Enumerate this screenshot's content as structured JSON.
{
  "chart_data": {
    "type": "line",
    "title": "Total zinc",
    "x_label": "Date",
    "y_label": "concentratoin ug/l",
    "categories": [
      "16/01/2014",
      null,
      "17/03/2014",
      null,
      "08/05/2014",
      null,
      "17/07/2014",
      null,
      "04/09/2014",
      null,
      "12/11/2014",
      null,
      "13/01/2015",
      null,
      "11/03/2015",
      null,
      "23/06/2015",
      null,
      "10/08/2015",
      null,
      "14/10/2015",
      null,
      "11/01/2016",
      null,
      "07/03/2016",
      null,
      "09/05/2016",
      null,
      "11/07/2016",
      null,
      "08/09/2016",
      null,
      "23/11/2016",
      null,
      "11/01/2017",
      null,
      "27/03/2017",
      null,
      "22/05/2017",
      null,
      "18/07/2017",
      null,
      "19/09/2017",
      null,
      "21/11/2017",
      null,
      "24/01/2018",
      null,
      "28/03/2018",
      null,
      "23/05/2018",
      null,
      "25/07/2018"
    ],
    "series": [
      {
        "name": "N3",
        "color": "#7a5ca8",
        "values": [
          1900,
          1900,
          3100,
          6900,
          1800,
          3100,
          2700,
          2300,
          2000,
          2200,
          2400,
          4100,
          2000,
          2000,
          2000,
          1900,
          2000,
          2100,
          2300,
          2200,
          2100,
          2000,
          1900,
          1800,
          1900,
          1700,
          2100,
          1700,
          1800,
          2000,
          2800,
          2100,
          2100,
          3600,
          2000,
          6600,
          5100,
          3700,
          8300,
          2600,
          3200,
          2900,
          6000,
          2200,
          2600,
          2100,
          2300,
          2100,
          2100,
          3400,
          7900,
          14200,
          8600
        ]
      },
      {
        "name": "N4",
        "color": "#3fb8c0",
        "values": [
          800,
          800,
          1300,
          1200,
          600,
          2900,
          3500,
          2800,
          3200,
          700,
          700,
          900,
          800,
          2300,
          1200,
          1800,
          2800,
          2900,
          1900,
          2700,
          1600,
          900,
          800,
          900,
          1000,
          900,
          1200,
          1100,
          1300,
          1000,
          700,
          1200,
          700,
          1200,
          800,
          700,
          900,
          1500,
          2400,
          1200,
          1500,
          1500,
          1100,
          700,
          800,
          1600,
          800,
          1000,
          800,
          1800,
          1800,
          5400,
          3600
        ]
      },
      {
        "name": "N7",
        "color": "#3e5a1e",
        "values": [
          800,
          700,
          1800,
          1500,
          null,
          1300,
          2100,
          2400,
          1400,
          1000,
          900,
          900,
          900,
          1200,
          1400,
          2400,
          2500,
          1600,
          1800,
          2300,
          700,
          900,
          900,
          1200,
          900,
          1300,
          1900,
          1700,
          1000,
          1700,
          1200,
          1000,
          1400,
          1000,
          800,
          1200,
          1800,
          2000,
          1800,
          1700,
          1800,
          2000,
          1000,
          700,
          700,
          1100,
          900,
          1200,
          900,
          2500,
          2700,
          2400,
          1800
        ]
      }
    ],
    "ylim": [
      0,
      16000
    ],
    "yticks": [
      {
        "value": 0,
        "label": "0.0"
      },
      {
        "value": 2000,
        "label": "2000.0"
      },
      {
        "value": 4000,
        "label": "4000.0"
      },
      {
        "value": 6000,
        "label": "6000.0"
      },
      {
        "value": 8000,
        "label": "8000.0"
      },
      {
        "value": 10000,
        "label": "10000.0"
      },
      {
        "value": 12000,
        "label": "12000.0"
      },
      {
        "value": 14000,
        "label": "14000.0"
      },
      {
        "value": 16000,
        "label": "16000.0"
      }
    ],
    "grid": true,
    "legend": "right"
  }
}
____________________
> **Exercise task**: Restate the listing above word for word.

> **Task output**:
Enumerate this screenshot's content as structured JSON.
{
  "chart_data": {
    "type": "line",
    "title": "Total zinc",
    "x_label": "Date",
    "y_label": "concentratoin ug/l",
    "categories": [
      "16/01/2014",
      null,
      "17/03/2014",
      null,
      "08/05/2014",
      null,
      "17/07/2014",
      null,
      "04/09/2014",
      null,
      "12/11/2014",
      null,
      "13/01/2015",
      null,
      "11/03/2015",
      null,
      "23/06/2015",
      null,
      "10/08/2015",
      null,
      "14/10/2015",
      null,
      "11/01/2016",
      null,
      "07/03/2016",
      null,
      "09/05/2016",
      null,
      "11/07/2016",
      null,
      "08/09/2016",
      null,
      "23/11/2016",
      null,
      "11/01/2017",
      null,
      "27/03/2017",
      null,
      "22/05/2017",
      null,
      "18/07/2017",
      null,
      "19/09/2017",
      null,
      "21/11/2017",
      null,
      "24/01/2018",
      null,
      "28/03/2018",
      null,
      "23/05/2018",
      null,
      "25/07/2018"
    ],
    "series": [
      {
        "name": "N3",
        "color": "#7a5ca8",
        "values": [
          1900,
          1900,
          3100,
          6900,
          1800,
          3100,
          2700,
          2300,
          2000,
          2200,
          2400,
          4100,
          2000,
          2000,
          2000,
          1900,
          2000,
          2100,
          2300,
          2200,
          2100,
          2000,
          1900,
          1800,
          1900,
          1700,
          2100,
          1700,
          1800,
          2000,
          2800,
          2100,
          2100,
          3600,
          2000,
          6600,
          5100,
          3700,
          8300,
          2600,
          3200,
          2900,
          6000,
          2200,
          2600,
          2100,
          2300,
          2100,
          2100,
          3400,
          7900,
          14200,
          8600
        ]
      },
      {
        "name": "N4",
        "color": "#3fb8c0",
        "values": [
          800,
          800,
          1300,
          1200,
          600,
          2900,
          3500,
          2800,
          3200,
          700,
          700,
          900,
          800,
          2300,
          1200,
          1800,
          2800,
          2900,
          1900,
          2700,
          1600,
          900,
          800,
          900,
          1000,
          900,
          1200,
          1100,
          1300,
          1000,
          700,
          1200,
          700,
          1200,
          800,
          700,
          900,
          1500,
          2400,
          1200,
          1500,
          1500,
          1100,
          700,
          800,
          1600,
          800,
          1000,
          800,
          1800,
          1800,
          5400,
          3600
        ]
      },
      {
        "name": "N7",
        "color": "#3e5a1e",
        "values": [
          800,
          700,
          1800,
          1500,
          null,
          1300,
          2100,
          2400,
          1400,
          1000,
          900,
          900,
          900,
          1200,
          1400,
          2400,
          2500,
          1600,
          1800,
          2300,
          700,
          900,
          900,
          1200,
          900,
          1300,
          1900,
          1700,
          1000,
          1700,
          1200,
          1000,
          1400,
          1000,
          800,
          1200,
          1800,
          2000,
          1800,
          1700,
          1800,
          2000,
          1000,
          700,
          700,
          1100,
          900,
          1200,
          900,
          2500,
          2700,
          2400,
          1800
        ]
      }
    ],
    "ylim": [
      0,
      16000
    ],
    "yticks": [
      {
        "value": 0,
        "label": "0.0"
      },
      {
        "value": 2000,
        "label": "2000.0"
      },
      {
        "value": 4000,
        "label": "4000.0"
      },
      {
        "value": 6000,
        "label": "6000.0"
      },
      {
        "value": 8000,
        "label": "8000.0"
      },
      {
        "value": 10000,
        "label": "10000.0"
      },
      {
        "value": 12000,
        "label": "12000.0"
      },
      {
        "value": 14000,
        "label": "14000.0"
      },
      {
        "value": 16000,
        "label": "16000.0"
      }
    ],
    "grid": true,
    "legend": "right"
  }
}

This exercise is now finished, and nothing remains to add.